(Figure collection entries)
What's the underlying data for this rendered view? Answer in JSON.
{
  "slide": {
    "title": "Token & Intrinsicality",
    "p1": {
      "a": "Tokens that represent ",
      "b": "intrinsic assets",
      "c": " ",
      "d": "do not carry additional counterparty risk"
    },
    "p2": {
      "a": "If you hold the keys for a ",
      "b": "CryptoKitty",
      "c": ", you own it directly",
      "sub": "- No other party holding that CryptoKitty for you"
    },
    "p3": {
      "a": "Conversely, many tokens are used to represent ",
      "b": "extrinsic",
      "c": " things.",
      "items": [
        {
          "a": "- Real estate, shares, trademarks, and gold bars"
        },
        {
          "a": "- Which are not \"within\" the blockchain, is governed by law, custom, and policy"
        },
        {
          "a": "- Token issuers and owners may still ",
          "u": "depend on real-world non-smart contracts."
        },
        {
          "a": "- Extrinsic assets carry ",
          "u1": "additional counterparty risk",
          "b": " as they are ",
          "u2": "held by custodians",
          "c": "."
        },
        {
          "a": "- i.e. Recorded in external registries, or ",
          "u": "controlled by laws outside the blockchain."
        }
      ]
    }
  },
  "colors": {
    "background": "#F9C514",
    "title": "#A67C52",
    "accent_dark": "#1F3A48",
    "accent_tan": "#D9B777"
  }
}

__Exercise directions__
Extract all lines as given.

__In response__
What's the underlying data for this rendered view? Answer in JSON.
{
  "slide": {
    "title": "Token & Intrinsicality",
    "p1": {
      "a": "Tokens that represent ",
      "b": "intrinsic assets",
      "c": " ",
      "d": "do not carry additional counterparty risk"
    },
    "p2": {
      "a": "If you hold the keys for a ",
      "b": "CryptoKitty",
      "c": ", you own it directly",
      "sub": "- No other party holding that CryptoKitty for you"
    },
    "p3": {
      "a": "Conversely, many tokens are used to represent ",
      "b": "extrinsic",
      "c": " things.",
      "items": [
        {
          "a": "- Real estate, shares, trademarks, and gold bars"
        },
        {
          "a": "- Which are not \"within\" the blockchain, is governed by law, custom, and policy"
        },
        {
          "a": "- Token issuers and owners may still ",
          "u": "depend on real-world non-smart contracts."
        },
        {
          "a": "- Extrinsic assets carry ",
          "u1": "additional counterparty risk",
          "b": " as they are ",
          "u2": "held by custodians",
          "c": "."
        },
        {
          "a": "- i.e. Recorded in external registries, or ",
          "u": "controlled by laws outside the blockchain."
        }
      ]
    }
  },
  "colors": {
    "background": "#F9C514",
    "title": "#A67C52",
    "accent_dark": "#1F3A48",
    "accent_tan": "#D9B777"
  }
}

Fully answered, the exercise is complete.